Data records
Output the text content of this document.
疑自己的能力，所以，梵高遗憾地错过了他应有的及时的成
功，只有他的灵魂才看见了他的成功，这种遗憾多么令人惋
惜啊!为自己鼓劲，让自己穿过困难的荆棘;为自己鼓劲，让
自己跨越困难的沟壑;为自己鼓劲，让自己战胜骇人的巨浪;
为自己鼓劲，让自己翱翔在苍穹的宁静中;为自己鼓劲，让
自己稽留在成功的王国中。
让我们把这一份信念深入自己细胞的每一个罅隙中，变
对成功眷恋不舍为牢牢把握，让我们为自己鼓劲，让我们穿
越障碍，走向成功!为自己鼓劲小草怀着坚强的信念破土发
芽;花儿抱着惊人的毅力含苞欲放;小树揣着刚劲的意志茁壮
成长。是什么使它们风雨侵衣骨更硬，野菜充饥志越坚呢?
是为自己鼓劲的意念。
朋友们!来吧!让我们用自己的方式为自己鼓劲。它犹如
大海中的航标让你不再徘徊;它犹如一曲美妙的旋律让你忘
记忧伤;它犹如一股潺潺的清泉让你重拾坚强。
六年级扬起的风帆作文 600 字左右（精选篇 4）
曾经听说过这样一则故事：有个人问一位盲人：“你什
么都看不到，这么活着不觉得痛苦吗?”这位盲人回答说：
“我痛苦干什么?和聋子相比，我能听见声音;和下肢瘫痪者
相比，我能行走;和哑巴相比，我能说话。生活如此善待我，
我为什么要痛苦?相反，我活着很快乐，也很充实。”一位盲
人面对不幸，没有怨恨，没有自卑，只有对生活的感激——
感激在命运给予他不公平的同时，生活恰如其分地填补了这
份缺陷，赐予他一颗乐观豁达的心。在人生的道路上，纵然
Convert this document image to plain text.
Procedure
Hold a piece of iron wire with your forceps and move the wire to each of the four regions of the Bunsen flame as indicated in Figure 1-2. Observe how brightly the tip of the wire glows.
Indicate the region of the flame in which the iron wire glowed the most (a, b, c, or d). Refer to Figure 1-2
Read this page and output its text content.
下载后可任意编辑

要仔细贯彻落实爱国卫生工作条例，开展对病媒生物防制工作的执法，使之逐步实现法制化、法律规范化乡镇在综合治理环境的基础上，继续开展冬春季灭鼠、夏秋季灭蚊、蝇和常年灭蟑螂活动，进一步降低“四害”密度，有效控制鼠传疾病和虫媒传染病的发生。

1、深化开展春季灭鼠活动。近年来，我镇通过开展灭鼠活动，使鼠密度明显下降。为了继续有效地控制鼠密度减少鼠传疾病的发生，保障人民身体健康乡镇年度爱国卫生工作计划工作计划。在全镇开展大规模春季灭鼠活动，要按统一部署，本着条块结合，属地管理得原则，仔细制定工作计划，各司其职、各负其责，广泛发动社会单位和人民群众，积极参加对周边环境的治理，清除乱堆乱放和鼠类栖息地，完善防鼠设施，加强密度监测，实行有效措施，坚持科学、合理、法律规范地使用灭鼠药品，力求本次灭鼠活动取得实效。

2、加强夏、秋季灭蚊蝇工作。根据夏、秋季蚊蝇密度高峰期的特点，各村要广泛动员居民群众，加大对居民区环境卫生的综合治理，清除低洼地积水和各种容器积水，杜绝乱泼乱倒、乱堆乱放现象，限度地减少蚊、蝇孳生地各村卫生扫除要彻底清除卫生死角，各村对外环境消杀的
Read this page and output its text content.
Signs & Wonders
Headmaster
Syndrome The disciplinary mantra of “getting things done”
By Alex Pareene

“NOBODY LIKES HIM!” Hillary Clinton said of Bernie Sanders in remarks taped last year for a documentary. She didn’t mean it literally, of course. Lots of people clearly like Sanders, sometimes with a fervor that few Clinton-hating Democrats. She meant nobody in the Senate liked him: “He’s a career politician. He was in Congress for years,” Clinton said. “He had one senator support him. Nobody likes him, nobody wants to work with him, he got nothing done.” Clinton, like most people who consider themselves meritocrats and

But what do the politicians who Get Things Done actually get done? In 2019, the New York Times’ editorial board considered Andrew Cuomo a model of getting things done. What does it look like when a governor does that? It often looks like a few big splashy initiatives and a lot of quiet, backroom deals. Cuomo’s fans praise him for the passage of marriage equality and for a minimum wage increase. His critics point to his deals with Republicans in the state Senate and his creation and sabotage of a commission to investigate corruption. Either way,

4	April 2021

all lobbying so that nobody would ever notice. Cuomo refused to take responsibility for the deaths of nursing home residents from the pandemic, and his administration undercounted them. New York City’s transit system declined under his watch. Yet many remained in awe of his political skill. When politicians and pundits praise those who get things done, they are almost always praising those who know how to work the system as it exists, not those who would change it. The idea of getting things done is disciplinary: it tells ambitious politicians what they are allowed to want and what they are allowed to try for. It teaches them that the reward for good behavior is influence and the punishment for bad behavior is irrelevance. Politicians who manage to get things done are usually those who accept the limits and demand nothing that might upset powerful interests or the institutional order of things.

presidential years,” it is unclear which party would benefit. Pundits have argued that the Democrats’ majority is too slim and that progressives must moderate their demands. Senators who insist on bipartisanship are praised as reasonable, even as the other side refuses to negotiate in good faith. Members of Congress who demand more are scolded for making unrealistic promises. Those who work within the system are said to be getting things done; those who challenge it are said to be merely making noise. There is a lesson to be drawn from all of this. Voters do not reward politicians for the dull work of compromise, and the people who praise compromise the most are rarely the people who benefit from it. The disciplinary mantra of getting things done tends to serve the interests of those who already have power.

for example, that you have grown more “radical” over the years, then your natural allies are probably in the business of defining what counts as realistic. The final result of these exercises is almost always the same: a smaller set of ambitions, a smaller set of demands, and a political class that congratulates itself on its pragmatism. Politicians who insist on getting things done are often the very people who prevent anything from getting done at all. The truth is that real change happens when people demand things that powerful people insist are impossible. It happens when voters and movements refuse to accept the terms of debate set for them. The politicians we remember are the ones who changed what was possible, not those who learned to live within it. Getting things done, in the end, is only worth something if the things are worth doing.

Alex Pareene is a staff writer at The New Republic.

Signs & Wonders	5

* YOUR GOAL *
Send back every record, precisely as written.

* SOLVED PROBLEM *
Output the text content of this document.
疑自己的能力，所以，梵高遗憾地错过了他应有的及时的成
功，只有他的灵魂才看见了他的成功，这种遗憾多么令人惋
惜啊!为自己鼓劲，让自己穿过困难的荆棘;为自己鼓劲，让
自己跨越困难的沟壑;为自己鼓劲，让自己战胜骇人的巨浪;
为自己鼓劲，让自己翱翔在苍穹的宁静中;为自己鼓劲，让
自己稽留在成功的王国中。
让我们把这一份信念深入自己细胞的每一个罅隙中，变
对成功眷恋不舍为牢牢把握，让我们为自己鼓劲，让我们穿
越障碍，走向成功!为自己鼓劲小草怀着坚强的信念破土发
芽;花儿抱着惊人的毅力含苞欲放;小树揣着刚劲的意志茁壮
成长。是什么使它们风雨侵衣骨更硬，野菜充饥志越坚呢?
是为自己鼓劲的意念。
朋友们!来吧!让我们用自己的方式为自己鼓劲。它犹如
大海中的航标让你不再徘徊;它犹如一曲美妙的旋律让你忘
记忧伤;它犹如一股潺潺的清泉让你重拾坚强。
六年级扬起的风帆作文 600 字左右（精选篇 4）
曾经听说过这样一则故事：有个人问一位盲人：“你什
么都看不到，这么活着不觉得痛苦吗?”这位盲人回答说：
“我痛苦干什么?和聋子相比，我能听见声音;和下肢瘫痪者
相比，我能行走;和哑巴相比，我能说话。生活如此善待我，
我为什么要痛苦?相反，我活着很快乐，也很充实。”一位盲
人面对不幸，没有怨恨，没有自卑，只有对生活的感激——
感激在命运给予他不公平的同时，生活恰如其分地填补了这
份缺陷，赐予他一颗乐观豁达的心。在人生的道路上，纵然
Convert this document image to plain text.
Procedure
Hold a piece of iron wire with your forceps and move the wire to each of the four regions of the Bunsen flame as indicated in Figure 1-2. Observe how brightly the tip of the wire glows.
Indicate the region of the flame in which the iron wire glowed the most (a, b, c, or d). Refer to Figure 1-2
Read this page and output its text content.
下载后可任意编辑

要仔细贯彻落实爱国卫生工作条例，开展对病媒生物防制工作的执法，使之逐步实现法制化、法律规范化乡镇在综合治理环境的基础上，继续开展冬春季灭鼠、夏秋季灭蚊、蝇和常年灭蟑螂活动，进一步降低“四害”密度，有效控制鼠传疾病和虫媒传染病的发生。

1、深化开展春季灭鼠活动。近年来，我镇通过开展灭鼠活动，使鼠密度明显下降。为了继续有效地控制鼠密度减少鼠传疾病的发生，保障人民身体健康乡镇年度爱国卫生工作计划工作计划。在全镇开展大规模春季灭鼠活动，要按统一部署，本着条块结合，属地管理得原则，仔细制定工作计划，各司其职、各负其责，广泛发动社会单位和人民群众，积极参加对周边环境的治理，清除乱堆乱放和鼠类栖息地，完善防鼠设施，加强密度监测，实行有效措施，坚持科学、合理、法律规范地使用灭鼠药品，力求本次灭鼠活动取得实效。

2、加强夏、秋季灭蚊蝇工作。根据夏、秋季蚊蝇密度高峰期的特点，各村要广泛动员居民群众，加大对居民区环境卫生的综合治理，清除低洼地积水和各种容器积水，杜绝乱泼乱倒、乱堆乱放现象，限度地减少蚊、蝇孳生地各村卫生扫除要彻底清除卫生死角，各村对外环境消杀的
Read this page and output its text content.
Signs & Wonders
Headmaster
Syndrome The disciplinary mantra of “getting things done”
By Alex Pareene

“NOBODY LIKES HIM!” Hillary Clinton said of Bernie Sanders in remarks taped last year for a documentary. She didn’t mean it literally, of course. Lots of people clearly like Sanders, sometimes with a fervor that few Clinton-hating Democrats. She meant nobody in the Senate liked him: “He’s a career politician. He was in Congress for years,” Clinton said. “He had one senator support him. Nobody likes him, nobody wants to work with him, he got nothing done.” Clinton, like most people who consider themselves meritocrats and

But what do the politicians who Get Things Done actually get done? In 2019, the New York Times’ editorial board considered Andrew Cuomo a model of getting things done. What does it look like when a governor does that? It often looks like a few big splashy initiatives and a lot of quiet, backroom deals. Cuomo’s fans praise him for the passage of marriage equality and for a minimum wage increase. His critics point to his deals with Republicans in the state Senate and his creation and sabotage of a commission to investigate corruption. Either way,

4	April 2021

all lobbying so that nobody would ever notice. Cuomo refused to take responsibility for the deaths of nursing home residents from the pandemic, and his administration undercounted them. New York City’s transit system declined under his watch. Yet many remained in awe of his political skill. When politicians and pundits praise those who get things done, they are almost always praising those who know how to work the system as it exists, not those who would change it. The idea of getting things done is disciplinary: it tells ambitious politicians what they are allowed to want and what they are allowed to try for. It teaches them that the reward for good behavior is influence and the punishment for bad behavior is irrelevance. Politicians who manage to get things done are usually those who accept the limits and demand nothing that might upset powerful interests or the institutional order of things.

presidential years,” it is unclear which party would benefit. Pundits have argued that the Democrats’ majority is too slim and that progressives must moderate their demands. Senators who insist on bipartisanship are praised as reasonable, even as the other side refuses to negotiate in good faith. Members of Congress who demand more are scolded for making unrealistic promises. Those who work within the system are said to be getting things done; those who challenge it are said to be merely making noise. There is a lesson to be drawn from all of this. Voters do not reward politicians for the dull work of compromise, and the people who praise compromise the most are rarely the people who benefit from it. The disciplinary mantra of getting things done tends to serve the interests of those who already have power.

for example, that you have grown more “radical” over the years, then your natural allies are probably in the business of defining what counts as realistic. The final result of these exercises is almost always the same: a smaller set of ambitions, a smaller set of demands, and a political class that congratulates itself on its pragmatism. Politicians who insist on getting things done are often the very people who prevent anything from getting done at all. The truth is that real change happens when people demand things that powerful people insist are impossible. It happens when voters and movements refuse to accept the terms of debate set for them. The politicians we remember are the ones who changed what was possible, not those who learned to live within it. Getting things done, in the end, is only worth something if the things are worth doing.

Alex Pareene is a staff writer at The New Republic.

Signs & Wonders	5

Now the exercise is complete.